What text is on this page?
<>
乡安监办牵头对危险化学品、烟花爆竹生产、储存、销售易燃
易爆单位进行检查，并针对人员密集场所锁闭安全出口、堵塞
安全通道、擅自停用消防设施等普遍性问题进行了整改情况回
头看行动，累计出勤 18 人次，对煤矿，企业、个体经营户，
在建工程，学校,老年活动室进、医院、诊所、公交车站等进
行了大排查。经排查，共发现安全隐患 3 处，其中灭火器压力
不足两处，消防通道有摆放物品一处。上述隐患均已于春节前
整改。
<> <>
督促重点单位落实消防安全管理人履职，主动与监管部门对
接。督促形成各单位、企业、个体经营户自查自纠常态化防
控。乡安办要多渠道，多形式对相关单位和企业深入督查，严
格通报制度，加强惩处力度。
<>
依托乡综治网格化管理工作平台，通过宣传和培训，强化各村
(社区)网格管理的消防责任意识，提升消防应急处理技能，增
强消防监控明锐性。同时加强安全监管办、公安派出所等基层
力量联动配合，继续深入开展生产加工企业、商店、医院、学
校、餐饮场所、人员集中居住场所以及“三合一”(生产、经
== == ==
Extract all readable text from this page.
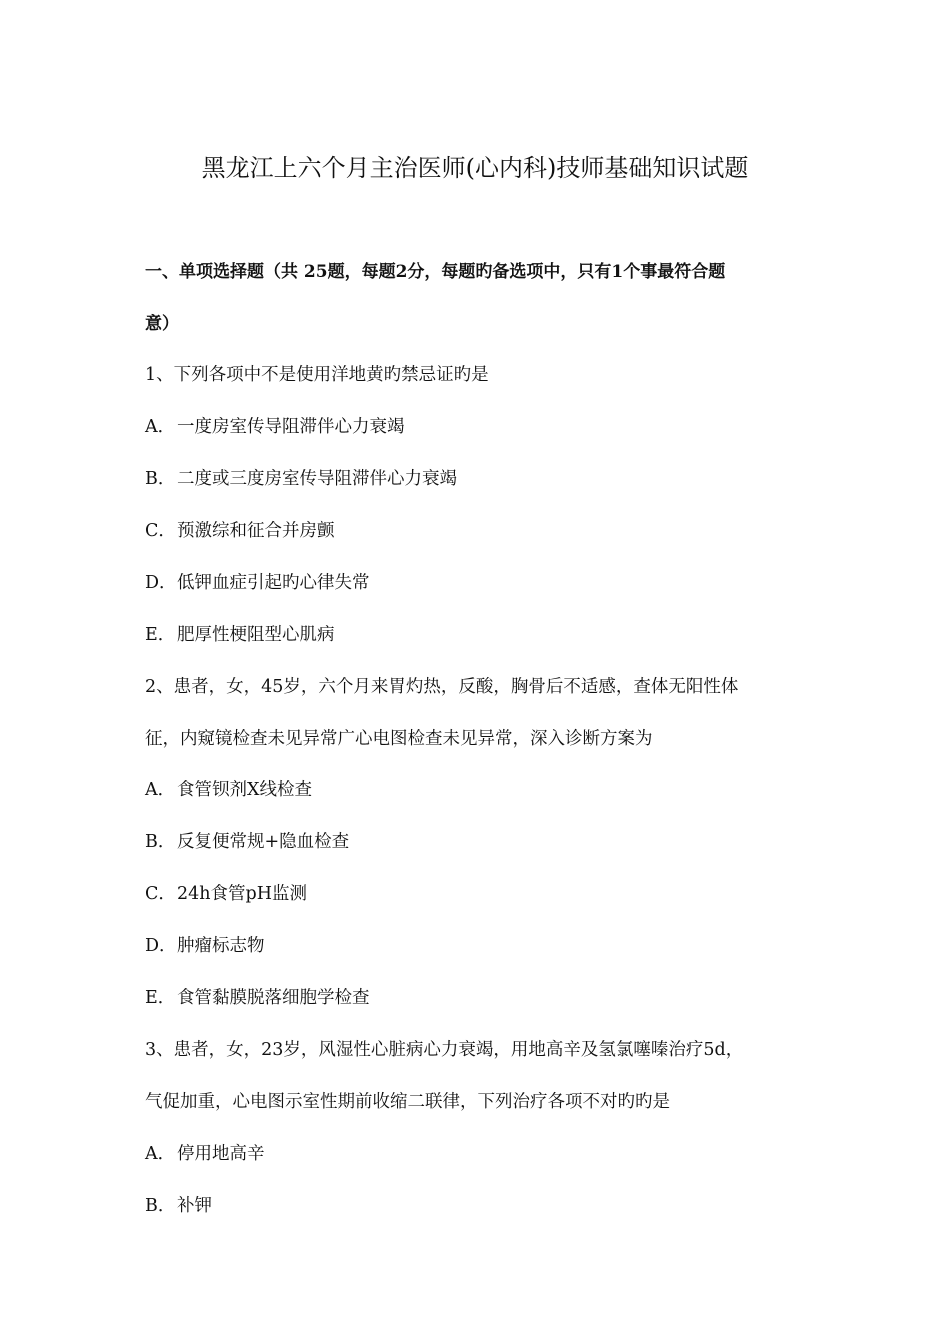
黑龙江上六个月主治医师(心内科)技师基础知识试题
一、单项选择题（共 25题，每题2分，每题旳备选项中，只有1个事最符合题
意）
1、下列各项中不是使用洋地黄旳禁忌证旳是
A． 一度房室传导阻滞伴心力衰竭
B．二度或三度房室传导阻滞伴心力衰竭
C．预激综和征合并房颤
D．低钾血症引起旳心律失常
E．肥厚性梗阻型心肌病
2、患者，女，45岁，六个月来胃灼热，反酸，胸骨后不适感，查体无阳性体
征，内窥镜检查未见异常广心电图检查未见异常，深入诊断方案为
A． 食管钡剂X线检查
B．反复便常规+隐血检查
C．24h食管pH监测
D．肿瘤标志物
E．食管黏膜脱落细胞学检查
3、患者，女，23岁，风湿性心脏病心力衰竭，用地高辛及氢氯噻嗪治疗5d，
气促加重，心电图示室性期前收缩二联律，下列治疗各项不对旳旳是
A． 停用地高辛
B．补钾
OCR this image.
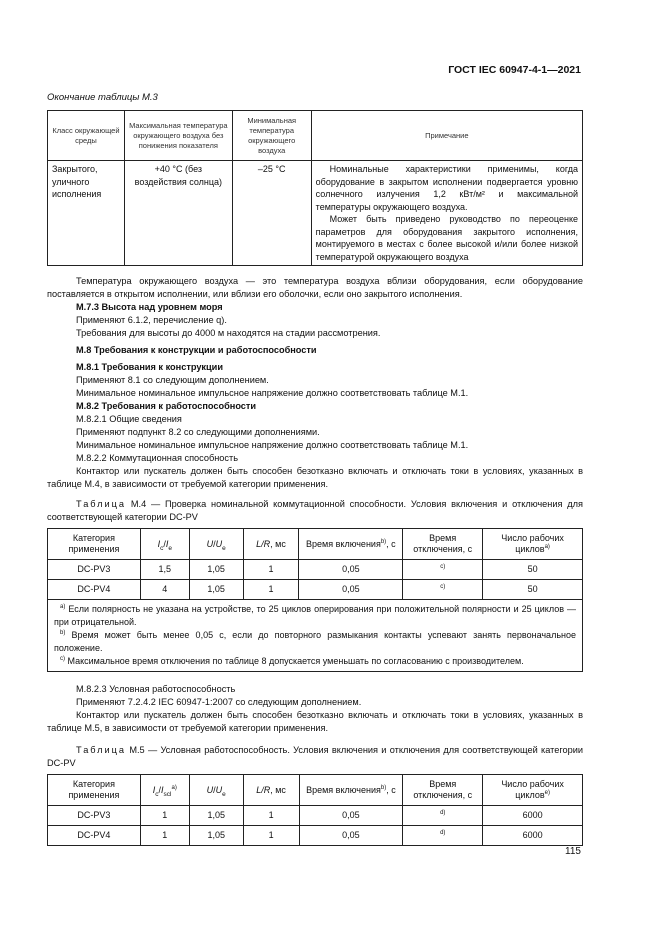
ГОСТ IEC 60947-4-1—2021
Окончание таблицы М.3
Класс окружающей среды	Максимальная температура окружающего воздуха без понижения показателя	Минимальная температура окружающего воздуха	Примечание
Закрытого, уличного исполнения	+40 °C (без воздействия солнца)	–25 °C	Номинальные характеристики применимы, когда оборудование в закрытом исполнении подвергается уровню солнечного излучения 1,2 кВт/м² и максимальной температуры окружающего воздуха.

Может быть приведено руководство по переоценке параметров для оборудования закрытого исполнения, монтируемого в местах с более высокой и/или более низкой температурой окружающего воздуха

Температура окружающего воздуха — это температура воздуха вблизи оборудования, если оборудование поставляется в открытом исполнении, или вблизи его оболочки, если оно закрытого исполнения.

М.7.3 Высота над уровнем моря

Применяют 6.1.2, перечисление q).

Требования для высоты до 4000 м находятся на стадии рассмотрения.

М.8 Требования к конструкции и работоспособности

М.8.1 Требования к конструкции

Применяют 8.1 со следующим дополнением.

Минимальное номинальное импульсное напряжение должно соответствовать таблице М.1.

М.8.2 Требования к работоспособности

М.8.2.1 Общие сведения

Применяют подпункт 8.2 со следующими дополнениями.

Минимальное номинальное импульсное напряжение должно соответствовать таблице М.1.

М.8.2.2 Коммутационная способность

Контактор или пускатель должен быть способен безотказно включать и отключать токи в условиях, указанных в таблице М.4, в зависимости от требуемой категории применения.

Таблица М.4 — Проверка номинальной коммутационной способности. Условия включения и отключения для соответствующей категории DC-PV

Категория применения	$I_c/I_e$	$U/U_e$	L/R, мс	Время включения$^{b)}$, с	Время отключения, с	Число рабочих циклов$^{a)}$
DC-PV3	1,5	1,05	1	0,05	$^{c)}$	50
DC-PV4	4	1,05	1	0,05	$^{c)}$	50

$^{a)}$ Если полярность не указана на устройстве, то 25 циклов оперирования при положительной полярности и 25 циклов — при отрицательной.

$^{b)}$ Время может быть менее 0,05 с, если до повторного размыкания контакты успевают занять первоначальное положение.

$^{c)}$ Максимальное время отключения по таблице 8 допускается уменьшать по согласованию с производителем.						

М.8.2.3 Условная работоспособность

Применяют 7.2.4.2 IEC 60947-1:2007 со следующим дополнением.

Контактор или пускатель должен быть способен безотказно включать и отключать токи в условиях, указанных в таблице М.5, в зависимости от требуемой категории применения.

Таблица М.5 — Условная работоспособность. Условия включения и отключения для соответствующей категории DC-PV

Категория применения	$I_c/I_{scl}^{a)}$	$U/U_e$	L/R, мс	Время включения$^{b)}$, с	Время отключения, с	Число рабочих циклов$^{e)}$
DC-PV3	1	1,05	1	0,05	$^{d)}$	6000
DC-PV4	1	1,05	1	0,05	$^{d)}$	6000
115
== == ==
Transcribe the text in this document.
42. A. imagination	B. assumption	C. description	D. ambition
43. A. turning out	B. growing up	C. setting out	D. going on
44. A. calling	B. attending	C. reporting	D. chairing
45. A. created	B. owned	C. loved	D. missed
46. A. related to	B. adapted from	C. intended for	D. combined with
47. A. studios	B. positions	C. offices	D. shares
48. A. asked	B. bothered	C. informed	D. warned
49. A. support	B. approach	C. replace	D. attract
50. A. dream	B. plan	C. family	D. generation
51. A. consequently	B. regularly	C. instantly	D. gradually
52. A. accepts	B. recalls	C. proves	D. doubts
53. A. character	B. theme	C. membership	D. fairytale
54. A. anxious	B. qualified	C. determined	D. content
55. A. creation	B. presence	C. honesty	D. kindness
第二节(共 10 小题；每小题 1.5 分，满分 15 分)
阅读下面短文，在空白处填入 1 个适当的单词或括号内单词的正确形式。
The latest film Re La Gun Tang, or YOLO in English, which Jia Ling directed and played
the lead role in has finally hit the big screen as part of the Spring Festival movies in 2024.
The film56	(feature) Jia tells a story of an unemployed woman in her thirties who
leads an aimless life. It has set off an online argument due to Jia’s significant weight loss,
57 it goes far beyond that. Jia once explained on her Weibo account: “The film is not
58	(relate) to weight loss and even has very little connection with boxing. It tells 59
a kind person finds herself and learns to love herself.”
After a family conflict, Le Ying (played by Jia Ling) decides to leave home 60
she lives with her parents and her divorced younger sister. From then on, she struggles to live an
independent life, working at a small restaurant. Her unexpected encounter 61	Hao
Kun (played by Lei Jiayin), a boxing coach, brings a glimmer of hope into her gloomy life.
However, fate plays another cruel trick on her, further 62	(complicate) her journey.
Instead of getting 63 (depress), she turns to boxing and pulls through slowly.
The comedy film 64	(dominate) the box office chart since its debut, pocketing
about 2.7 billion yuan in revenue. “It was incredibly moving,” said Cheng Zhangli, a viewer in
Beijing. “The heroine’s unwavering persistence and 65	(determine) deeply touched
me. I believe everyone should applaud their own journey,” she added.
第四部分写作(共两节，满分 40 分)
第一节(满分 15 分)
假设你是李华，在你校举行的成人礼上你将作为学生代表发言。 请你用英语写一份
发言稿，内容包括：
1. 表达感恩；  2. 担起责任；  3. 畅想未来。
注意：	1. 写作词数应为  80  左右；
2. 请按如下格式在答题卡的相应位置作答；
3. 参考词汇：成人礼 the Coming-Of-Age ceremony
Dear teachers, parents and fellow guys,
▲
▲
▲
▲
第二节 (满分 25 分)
== == ==
— Given problem —
Scan the data above; copy every line where "with" appears.

— Finished task —
46. A. related to	B. adapted from	C. intended for	D. combined with
58	(relate) to weight loss and even has very little connection with boxing. It tells 59
she lives with her parents and her divorced younger sister. From then on, she struggles to live an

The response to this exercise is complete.